**** Data extract ****

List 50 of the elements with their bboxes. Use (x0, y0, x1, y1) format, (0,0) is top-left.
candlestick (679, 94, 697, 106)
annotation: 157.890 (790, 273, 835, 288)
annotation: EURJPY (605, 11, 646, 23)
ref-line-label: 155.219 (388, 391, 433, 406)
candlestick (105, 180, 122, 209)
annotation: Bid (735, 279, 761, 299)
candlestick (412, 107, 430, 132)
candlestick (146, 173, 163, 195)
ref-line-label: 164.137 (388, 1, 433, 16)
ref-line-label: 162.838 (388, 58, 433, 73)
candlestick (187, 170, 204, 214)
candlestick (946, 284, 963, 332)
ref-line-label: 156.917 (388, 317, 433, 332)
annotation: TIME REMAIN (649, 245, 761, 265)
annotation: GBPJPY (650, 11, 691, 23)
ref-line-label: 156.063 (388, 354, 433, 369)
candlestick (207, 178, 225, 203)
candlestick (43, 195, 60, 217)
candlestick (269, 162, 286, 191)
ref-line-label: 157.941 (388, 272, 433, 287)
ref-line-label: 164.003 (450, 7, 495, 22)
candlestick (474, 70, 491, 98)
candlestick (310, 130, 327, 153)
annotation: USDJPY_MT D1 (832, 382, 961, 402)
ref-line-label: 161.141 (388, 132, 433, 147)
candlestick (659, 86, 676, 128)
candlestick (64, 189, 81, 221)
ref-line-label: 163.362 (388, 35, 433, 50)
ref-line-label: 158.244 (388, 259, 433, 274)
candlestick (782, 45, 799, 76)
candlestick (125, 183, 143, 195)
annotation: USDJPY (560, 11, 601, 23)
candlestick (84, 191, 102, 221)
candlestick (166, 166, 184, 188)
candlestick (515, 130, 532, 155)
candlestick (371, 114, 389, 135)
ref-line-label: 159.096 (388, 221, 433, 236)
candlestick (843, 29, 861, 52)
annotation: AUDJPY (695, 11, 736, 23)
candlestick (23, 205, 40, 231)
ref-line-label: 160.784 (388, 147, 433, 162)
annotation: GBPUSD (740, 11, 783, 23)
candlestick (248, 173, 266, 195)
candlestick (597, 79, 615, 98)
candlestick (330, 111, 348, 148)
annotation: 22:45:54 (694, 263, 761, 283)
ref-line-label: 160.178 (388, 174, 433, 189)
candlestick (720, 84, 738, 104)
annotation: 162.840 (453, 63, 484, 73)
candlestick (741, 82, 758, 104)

****

Work instructions: Reproduce the entries without any change, beginning with the first line and continuing through the line that contains "annotation: GBPUSD (740, 11, 783, 23)", including both of those lines.

Answer:
List 50 of the elements with their bboxes. Use (x0, y0, x1, y1) format, (0,0) is top-left.
candlestick (679, 94, 697, 106)
annotation: 157.890 (790, 273, 835, 288)
annotation: EURJPY (605, 11, 646, 23)
ref-line-label: 155.219 (388, 391, 433, 406)
candlestick (105, 180, 122, 209)
annotation: Bid (735, 279, 761, 299)
candlestick (412, 107, 430, 132)
candlestick (146, 173, 163, 195)
ref-line-label: 164.137 (388, 1, 433, 16)
ref-line-label: 162.838 (388, 58, 433, 73)
candlestick (187, 170, 204, 214)
candlestick (946, 284, 963, 332)
ref-line-label: 156.917 (388, 317, 433, 332)
annotation: TIME REMAIN (649, 245, 761, 265)
annotation: GBPJPY (650, 11, 691, 23)
ref-line-label: 156.063 (388, 354, 433, 369)
candlestick (207, 178, 225, 203)
candlestick (43, 195, 60, 217)
candlestick (269, 162, 286, 191)
ref-line-label: 157.941 (388, 272, 433, 287)
ref-line-label: 164.003 (450, 7, 495, 22)
candlestick (474, 70, 491, 98)
candlestick (310, 130, 327, 153)
annotation: USDJPY_MT D1 (832, 382, 961, 402)
ref-line-label: 161.141 (388, 132, 433, 147)
candlestick (659, 86, 676, 128)
candlestick (64, 189, 81, 221)
ref-line-label: 163.362 (388, 35, 433, 50)
ref-line-label: 158.244 (388, 259, 433, 274)
candlestick (782, 45, 799, 76)
candlestick (125, 183, 143, 195)
annotation: USDJPY (560, 11, 601, 23)
candlestick (84, 191, 102, 221)
candlestick (166, 166, 184, 188)
candlestick (515, 130, 532, 155)
candlestick (371, 114, 389, 135)
ref-line-label: 159.096 (388, 221, 433, 236)
candlestick (843, 29, 861, 52)
annotation: AUDJPY (695, 11, 736, 23)
candlestick (23, 205, 40, 231)
ref-line-label: 160.784 (388, 147, 433, 162)
annotation: GBPUSD (740, 11, 783, 23)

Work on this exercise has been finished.